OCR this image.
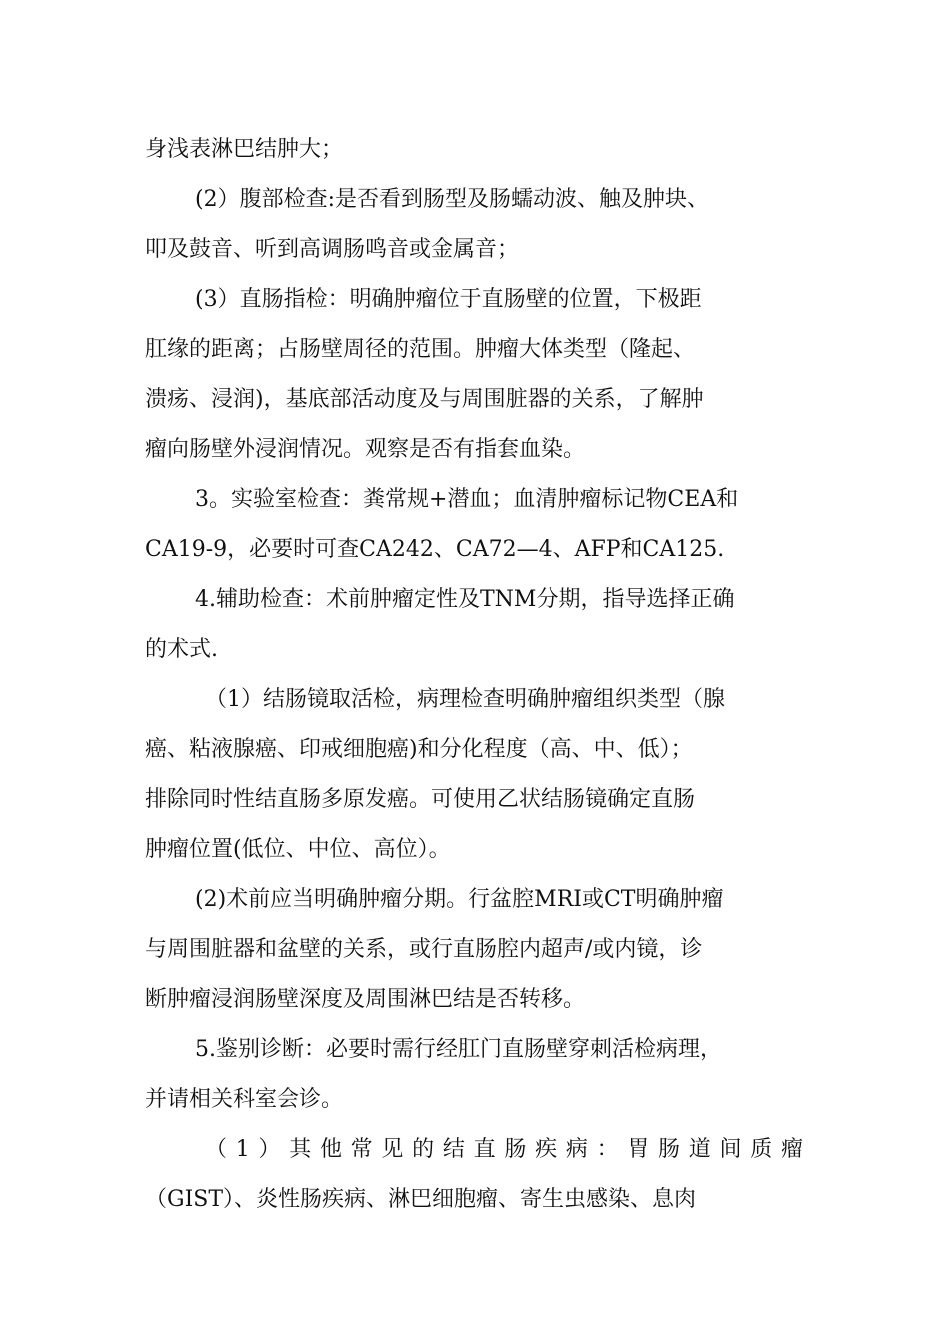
身浅表淋巴结肿大；
(2）腹部检查:是否看到肠型及肠蠕动波、触及肿块、
叩及鼓音、听到高调肠鸣音或金属音；
(3）直肠指检：明确肿瘤位于直肠壁的位置，下极距
肛缘的距离；占肠壁周径的范围。肿瘤大体类型（隆起、
溃疡、浸润)，基底部活动度及与周围脏器的关系，了解肿
瘤向肠壁外浸润情况。观察是否有指套血染。
3。实验室检查：粪常规+潜血；血清肿瘤标记物CEA和
CA19-9，必要时可查CA242、CA72—4、AFP和CA125.
4.辅助检查：术前肿瘤定性及TNM分期，指导选择正确
的术式.
（1）结肠镜取活检，病理检查明确肿瘤组织类型（腺
癌、粘液腺癌、印戒细胞癌)和分化程度（高、中、低）；
排除同时性结直肠多原发癌。可使用乙状结肠镜确定直肠
肿瘤位置(低位、中位、高位）。
(2)术前应当明确肿瘤分期。行盆腔MRI或CT明确肿瘤
与周围脏器和盆壁的关系，或行直肠腔内超声/或内镜，诊
断肿瘤浸润肠壁深度及周围淋巴结是否转移。
5.鉴别诊断：必要时需行经肛门直肠壁穿刺活检病理，
并请相关科室会诊。
（1）其他常见的结直肠疾病：胃肠道间质瘤
（GIST）、炎性肠疾病、淋巴细胞瘤、寄生虫感染、息肉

------------------------------

- _WHAT TO DO_
Copy the records above exactly, leaving out every picture.

- _REPLY TO THE TASK_
OCR this image.
身浅表淋巴结肿大；
(2）腹部检查:是否看到肠型及肠蠕动波、触及肿块、
叩及鼓音、听到高调肠鸣音或金属音；
(3）直肠指检：明确肿瘤位于直肠壁的位置，下极距
肛缘的距离；占肠壁周径的范围。肿瘤大体类型（隆起、
溃疡、浸润)，基底部活动度及与周围脏器的关系，了解肿
瘤向肠壁外浸润情况。观察是否有指套血染。
3。实验室检查：粪常规+潜血；血清肿瘤标记物CEA和
CA19-9，必要时可查CA242、CA72—4、AFP和CA125.
4.辅助检查：术前肿瘤定性及TNM分期，指导选择正确
的术式.
（1）结肠镜取活检，病理检查明确肿瘤组织类型（腺
癌、粘液腺癌、印戒细胞癌)和分化程度（高、中、低）；
排除同时性结直肠多原发癌。可使用乙状结肠镜确定直肠
肿瘤位置(低位、中位、高位）。
(2)术前应当明确肿瘤分期。行盆腔MRI或CT明确肿瘤
与周围脏器和盆壁的关系，或行直肠腔内超声/或内镜，诊
断肿瘤浸润肠壁深度及周围淋巴结是否转移。
5.鉴别诊断：必要时需行经肛门直肠壁穿刺活检病理，
并请相关科室会诊。
（1）其他常见的结直肠疾病：胃肠道间质瘤
（GIST）、炎性肠疾病、淋巴细胞瘤、寄生虫感染、息肉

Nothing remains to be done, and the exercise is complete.